JOB >>
For the records that follow, return only the count of lines containing the string "Options".

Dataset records
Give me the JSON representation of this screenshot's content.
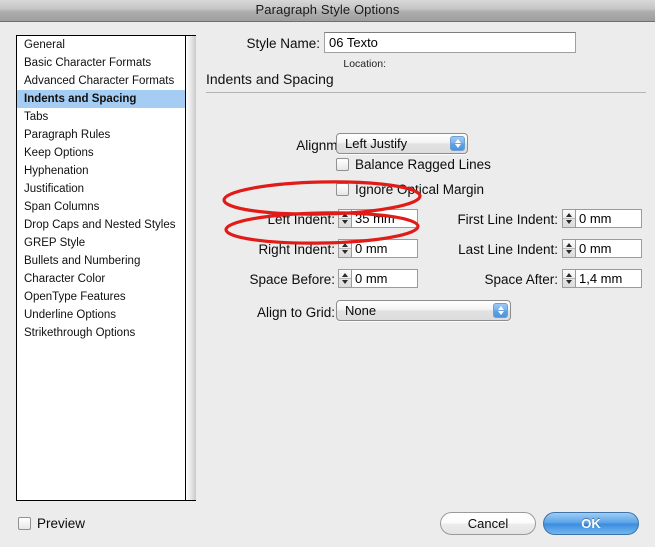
{
  "window": {
    "title": "Paragraph Style Options"
  },
  "sidebar": {
    "items": [
      {
        "label": "General",
        "selected": false
      },
      {
        "label": "Basic Character Formats",
        "selected": false
      },
      {
        "label": "Advanced Character Formats",
        "selected": false
      },
      {
        "label": "Indents and Spacing",
        "selected": true
      },
      {
        "label": "Tabs",
        "selected": false
      },
      {
        "label": "Paragraph Rules",
        "selected": false
      },
      {
        "label": "Keep Options",
        "selected": false
      },
      {
        "label": "Hyphenation",
        "selected": false
      },
      {
        "label": "Justification",
        "selected": false
      },
      {
        "label": "Span Columns",
        "selected": false
      },
      {
        "label": "Drop Caps and Nested Styles",
        "selected": false
      },
      {
        "label": "GREP Style",
        "selected": false
      },
      {
        "label": "Bullets and Numbering",
        "selected": false
      },
      {
        "label": "Character Color",
        "selected": false
      },
      {
        "label": "OpenType Features",
        "selected": false
      },
      {
        "label": "Underline Options",
        "selected": false
      },
      {
        "label": "Strikethrough Options",
        "selected": false
      }
    ]
  },
  "form": {
    "style_name_label": "Style Name:",
    "style_name_value": "06 Texto",
    "location_label": "Location:",
    "section_title": "Indents and Spacing",
    "alignment_label": "Alignment:",
    "alignment_value": "Left Justify",
    "balance_ragged_lines_label": "Balance Ragged Lines",
    "ignore_optical_margin_label": "Ignore Optical Margin",
    "left_indent_label": "Left Indent:",
    "left_indent_value": "35 mm",
    "first_line_indent_label": "First Line Indent:",
    "first_line_indent_value": "0 mm",
    "right_indent_label": "Right Indent:",
    "right_indent_value": "0 mm",
    "last_line_indent_label": "Last Line Indent:",
    "last_line_indent_value": "0 mm",
    "space_before_label": "Space Before:",
    "space_before_value": "0 mm",
    "space_after_label": "Space After:",
    "space_after_value": "1,4 mm",
    "align_to_grid_label": "Align to Grid:",
    "align_to_grid_value": "None"
  },
  "footer": {
    "preview_label": "Preview",
    "cancel_label": "Cancel",
    "ok_label": "OK"
  },
  "annotations": {
    "highlight_color": "#e01b18",
    "marked_fields": [
      "Left Indent:",
      "Right Indent:"
    ]
  }
}
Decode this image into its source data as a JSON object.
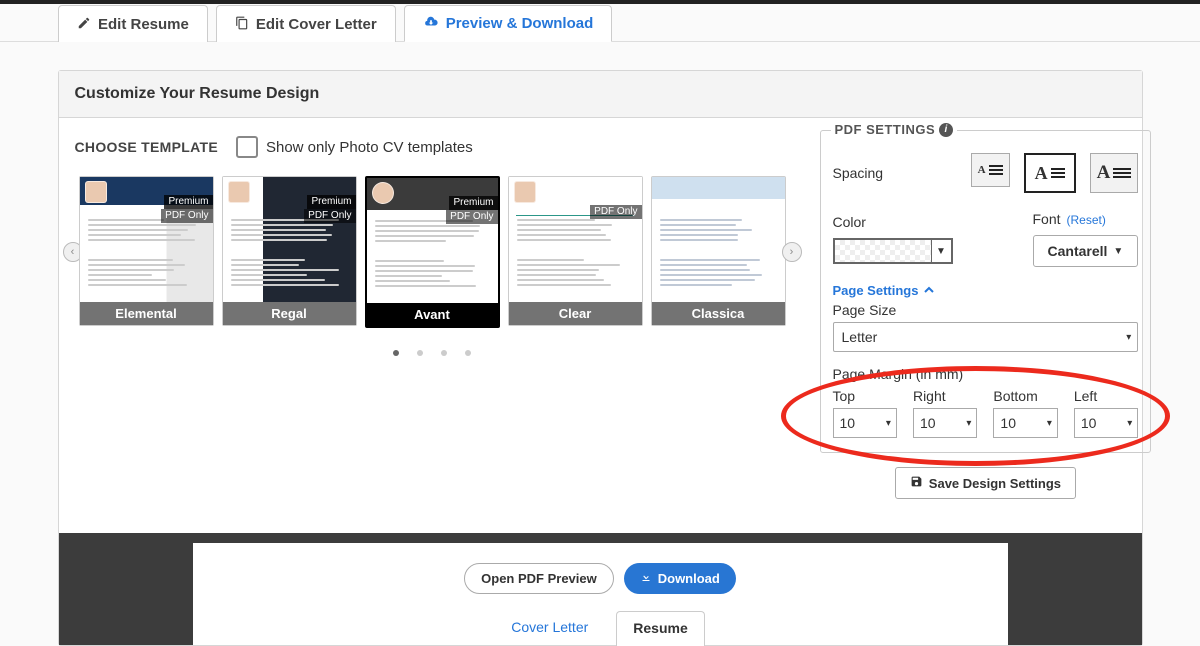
{
  "tabs": {
    "edit_resume": "Edit Resume",
    "edit_cover": "Edit Cover Letter",
    "preview": "Preview & Download"
  },
  "panel": {
    "title": "Customize Your Resume Design",
    "choose": "CHOOSE TEMPLATE",
    "show_only": "Show only Photo CV templates"
  },
  "templates": [
    {
      "name": "Elemental",
      "klass": "t-elemental",
      "premium": "Premium",
      "pdf_only": "PDF Only"
    },
    {
      "name": "Regal",
      "klass": "t-regal",
      "premium": "Premium",
      "pdf_only": "PDF Only"
    },
    {
      "name": "Avant",
      "klass": "t-avant",
      "premium": "Premium",
      "pdf_only": "PDF Only",
      "selected": true
    },
    {
      "name": "Clear",
      "klass": "t-clear",
      "pdf_only": "PDF Only"
    },
    {
      "name": "Classica",
      "klass": "t-classica"
    }
  ],
  "pdf": {
    "legend": "PDF SETTINGS",
    "spacing_label": "Spacing",
    "color_label": "Color",
    "font_label": "Font",
    "reset": "(Reset)",
    "font_value": "Cantarell",
    "page_settings": "Page Settings",
    "page_size_label": "Page Size",
    "page_size_value": "Letter",
    "margin_label": "Page Margin (in mm)",
    "margins": {
      "top": {
        "label": "Top",
        "value": "10"
      },
      "right": {
        "label": "Right",
        "value": "10"
      },
      "bottom": {
        "label": "Bottom",
        "value": "10"
      },
      "left": {
        "label": "Left",
        "value": "10"
      }
    },
    "save": "Save Design Settings"
  },
  "preview_bar": {
    "open_pdf": "Open PDF Preview",
    "download": "Download",
    "cover_letter": "Cover Letter",
    "resume": "Resume"
  }
}
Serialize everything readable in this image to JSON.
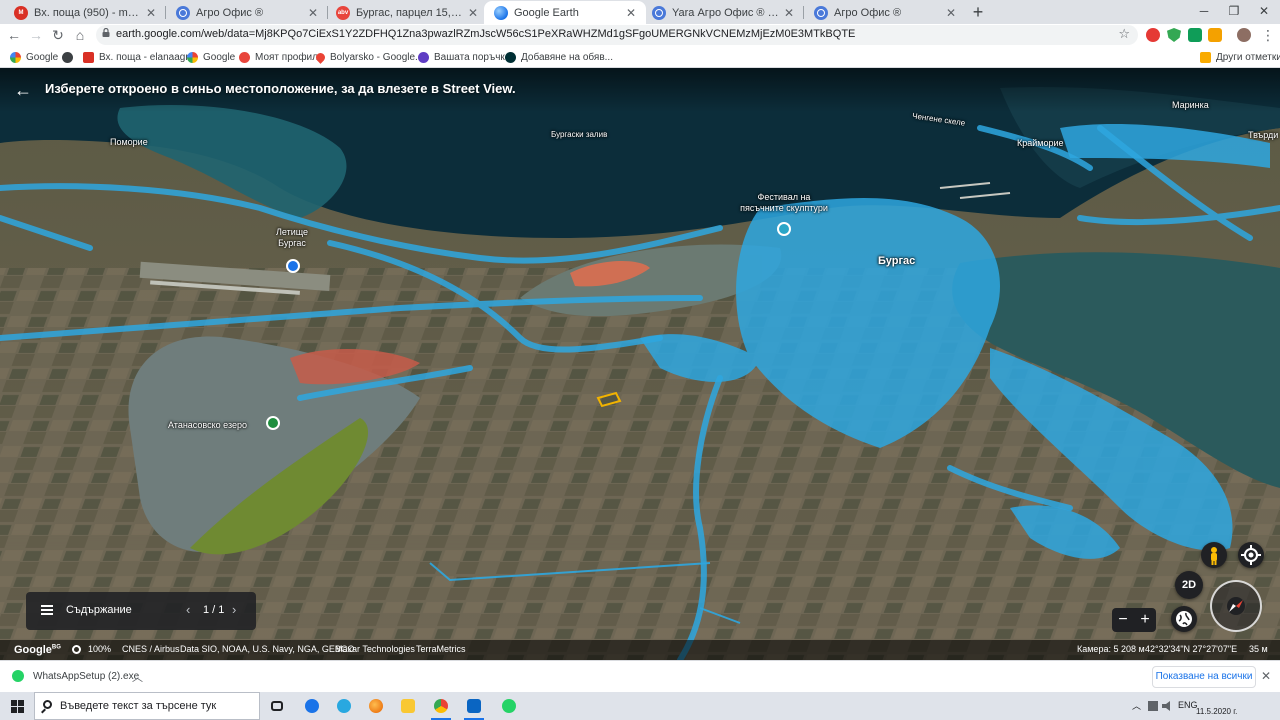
{
  "tabs": [
    {
      "title": "Вх. поща (950) - mollov67@gmail.com",
      "icon": "gmail-icon"
    },
    {
      "title": "Агро Офис ®",
      "icon": "globe-icon"
    },
    {
      "title": "Бургас, парцел 15,000 дка. -Чартъ",
      "icon": "abv-icon"
    },
    {
      "title": "Google Earth",
      "icon": "google-earth-icon"
    },
    {
      "title": "Yara Агро Офис ® Карти - Agro",
      "icon": "globe-icon"
    },
    {
      "title": "Агро Офис ®",
      "icon": "globe-icon"
    }
  ],
  "active_tab": 3,
  "window_controls": {
    "minimize": "─",
    "maximize": "❐",
    "close": "✕"
  },
  "address_bar": {
    "url": "earth.google.com/web/data=Mj8KPQo7CiExS1Y2ZDFHQ1Zna3pwazlRZmJscW56cS1PeXRaWHZMd1gSFgoUMERGNkVCNEMzMjEzM0E3MTkBQTE"
  },
  "bookmarks": [
    {
      "label": "Google",
      "icon": "google-icon"
    },
    {
      "label": "",
      "icon": "globe-icon"
    },
    {
      "label": "Вх. поща - elanaagr...",
      "icon": "gmail-icon"
    },
    {
      "label": "Google",
      "icon": "google-icon"
    },
    {
      "label": "Моят профил",
      "icon": "abv-icon"
    },
    {
      "label": "Bolyarsko - Google...",
      "icon": "maps-pin-icon"
    },
    {
      "label": "Вашата поръчка",
      "icon": "shop-icon"
    },
    {
      "label": "Добавяне на обяв...",
      "icon": "olx-icon"
    }
  ],
  "other_bookmarks": "Други отметки",
  "street_view_banner": "Изберете откроено в синьо местоположение, за да влезете в Street View.",
  "map_labels": {
    "pomorie": "Поморие",
    "burgas_bay": "Бургаски залив",
    "chengene_skele": "Ченгене скеле",
    "marinka": "Маринка",
    "kraimorie": "Крайморие",
    "tvarditsa": "Твърди",
    "festival_line1": "Фестивал на",
    "festival_line2": "пясъчните скулптури",
    "airport_line1": "Летище",
    "airport_line2": "Бургас",
    "burgas": "Бургас",
    "atanasovsko": "Атанасовско езеро"
  },
  "toc": {
    "title": "Съдържание",
    "page": "1 / 1",
    "prev": "‹",
    "next": "›"
  },
  "controls": {
    "mode_2d": "2D",
    "zoom_out": "−",
    "zoom_in": "+"
  },
  "attribution": {
    "logo": "Google",
    "logo_suffix": "BG",
    "opacity": "100%",
    "credits": [
      "CNES / Airbus",
      "Data SIO, NOAA, U.S. Navy, NGA, GEBCO",
      "Maxar Technologies",
      "TerraMetrics"
    ],
    "camera": "Камера: 5 208 м",
    "coords": "42°32'34\"N 27°27'07\"E",
    "altitude": "35 м"
  },
  "download": {
    "filename": "WhatsAppSetup (2).exe",
    "show_all": "Показване на всички",
    "close": "✕"
  },
  "taskbar": {
    "search_placeholder": "Въведете текст за търсене тук",
    "lang": "ENG",
    "date": "11.5.2020 г."
  },
  "colors": {
    "street_view_blue": "#2ea7e0",
    "sea": "#0c2d3a",
    "lagoon": "#2e6c78"
  }
}
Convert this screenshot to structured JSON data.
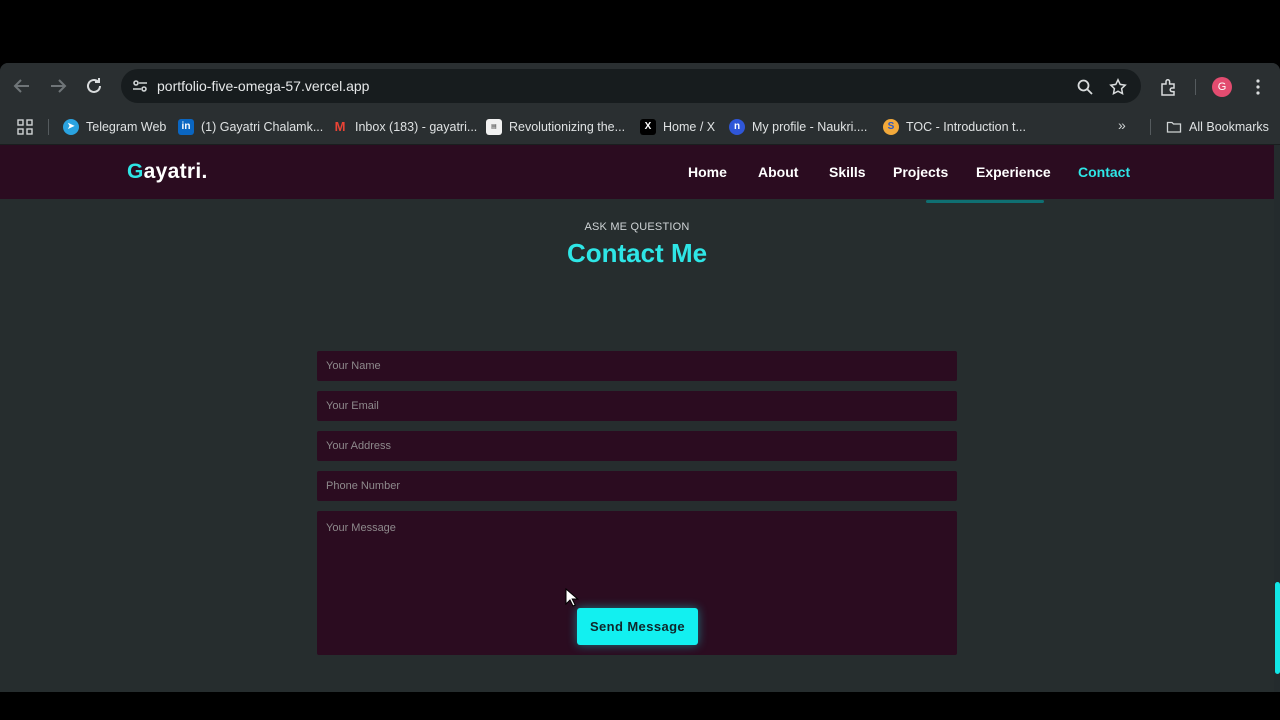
{
  "browser": {
    "url": "portfolio-five-omega-57.vercel.app",
    "avatar_initial": "G",
    "bookmarks": [
      {
        "label": "Telegram Web",
        "icon": "telegram-icon"
      },
      {
        "label": "(1) Gayatri Chalamk...",
        "icon": "linkedin-icon"
      },
      {
        "label": "Inbox (183) - gayatri...",
        "icon": "gmail-icon"
      },
      {
        "label": "Revolutionizing the...",
        "icon": "news-icon"
      },
      {
        "label": "Home / X",
        "icon": "x-icon"
      },
      {
        "label": "My profile - Naukri....",
        "icon": "naukri-icon"
      },
      {
        "label": "TOC - Introduction t...",
        "icon": "course-icon"
      }
    ],
    "all_bookmarks": "All Bookmarks"
  },
  "site": {
    "logo_first": "G",
    "logo_rest": "ayatri.",
    "nav": [
      {
        "label": "Home"
      },
      {
        "label": "About"
      },
      {
        "label": "Skills"
      },
      {
        "label": "Projects"
      },
      {
        "label": "Experience"
      },
      {
        "label": "Contact",
        "active": true
      }
    ],
    "kicker": "ASK ME QUESTION",
    "heading": "Contact Me",
    "form": {
      "name_placeholder": "Your Name",
      "email_placeholder": "Your Email",
      "address_placeholder": "Your Address",
      "phone_placeholder": "Phone Number",
      "message_placeholder": "Your Message",
      "submit_label": "Send Message"
    }
  },
  "colors": {
    "accent": "#2ee6e6",
    "nav_bg": "#2b0c20",
    "page_bg": "#262d2e",
    "button_bg": "#12f0f0"
  }
}
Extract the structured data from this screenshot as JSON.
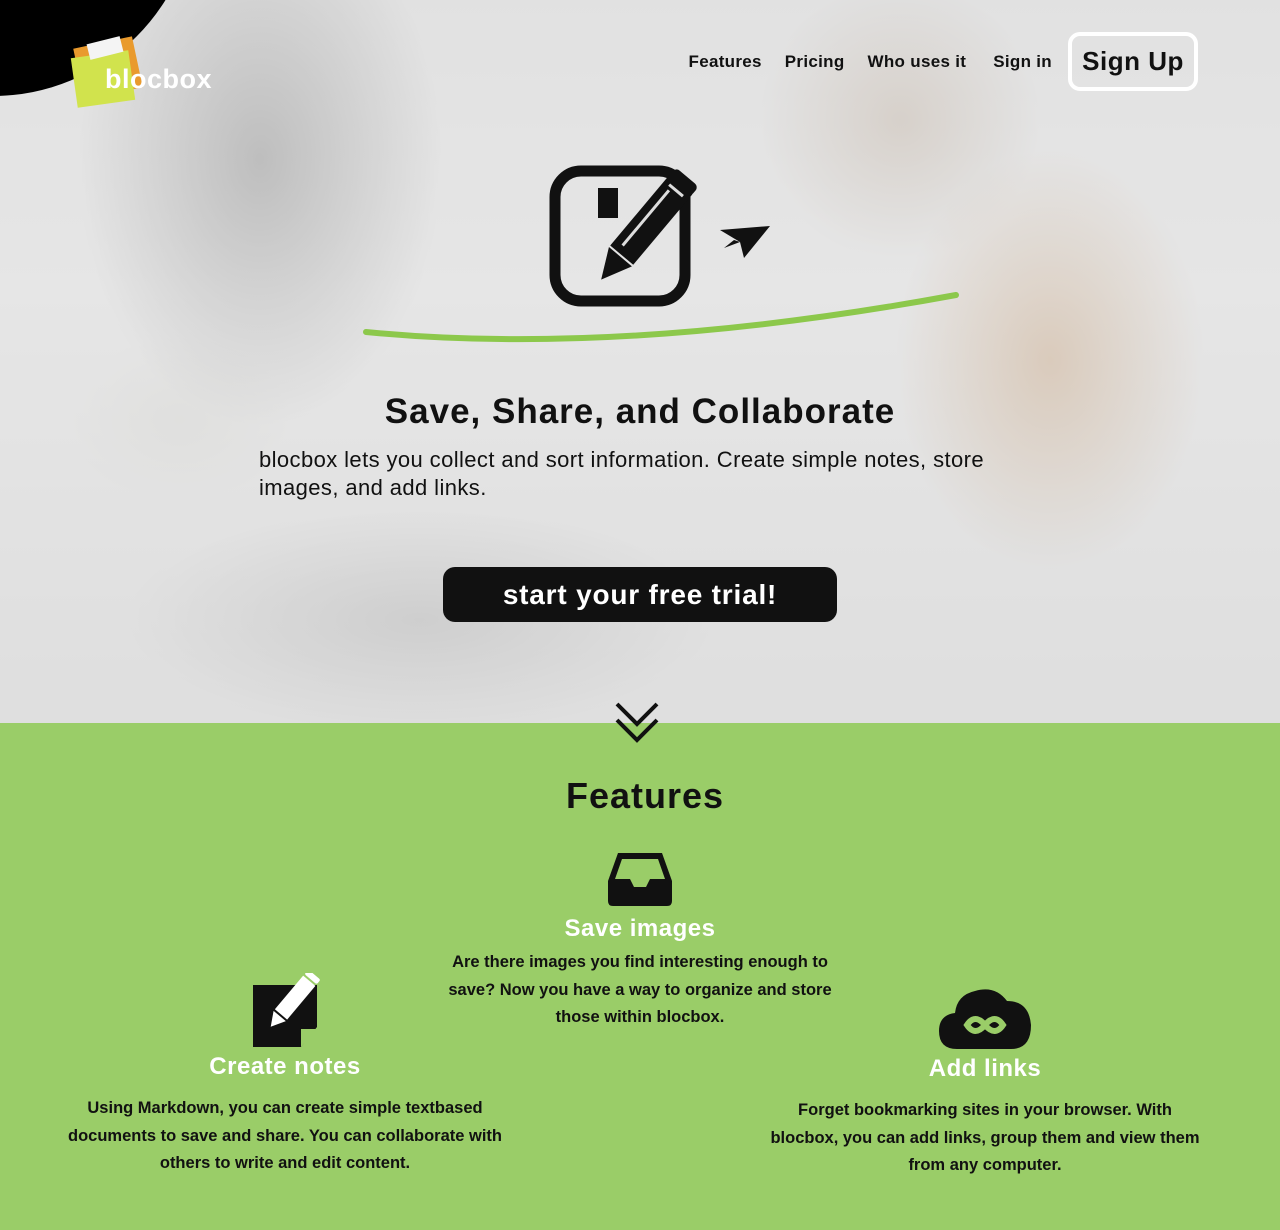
{
  "brand": {
    "name": "blocbox"
  },
  "nav": {
    "features": "Features",
    "pricing": "Pricing",
    "who_uses_it": "Who uses it",
    "sign_in": "Sign in",
    "sign_up": "Sign Up"
  },
  "hero": {
    "title": "Save, Share, and Collaborate",
    "description": "blocbox lets you collect and sort information. Create simple notes, store images, and add links.",
    "cta": "start your free trial!",
    "icon": "edit-send-icon",
    "scroll_icon": "double-chevron-down-icon"
  },
  "features": {
    "heading": "Features",
    "items": [
      {
        "icon": "inbox-tray-icon",
        "title": "Save images",
        "description": "Are there images you find interesting enough to save? Now you have a way to organize and store those within blocbox."
      },
      {
        "icon": "note-pencil-icon",
        "title": "Create notes",
        "description": "Using Markdown, you can create simple textbased documents to save and share. You can collaborate with others to write and edit content."
      },
      {
        "icon": "cloud-link-icon",
        "title": "Add links",
        "description": "Forget bookmarking sites in your browser. With blocbox, you can add links, group them and view them from any computer."
      }
    ]
  },
  "colors": {
    "accent_green": "#9acd68",
    "curve_green": "#8cc84b",
    "logo_orange": "#e99a2d",
    "logo_lime": "#d1e34d",
    "dark": "#111111",
    "white": "#ffffff"
  }
}
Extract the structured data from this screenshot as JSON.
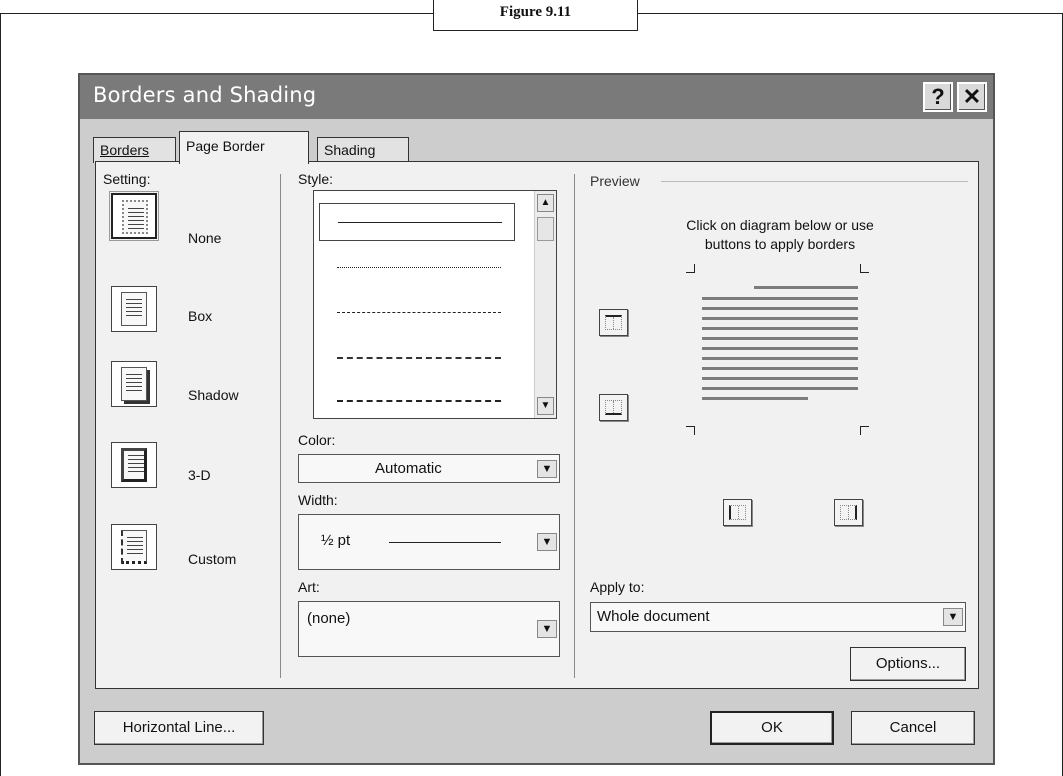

SOLVED PROBLEM >>
4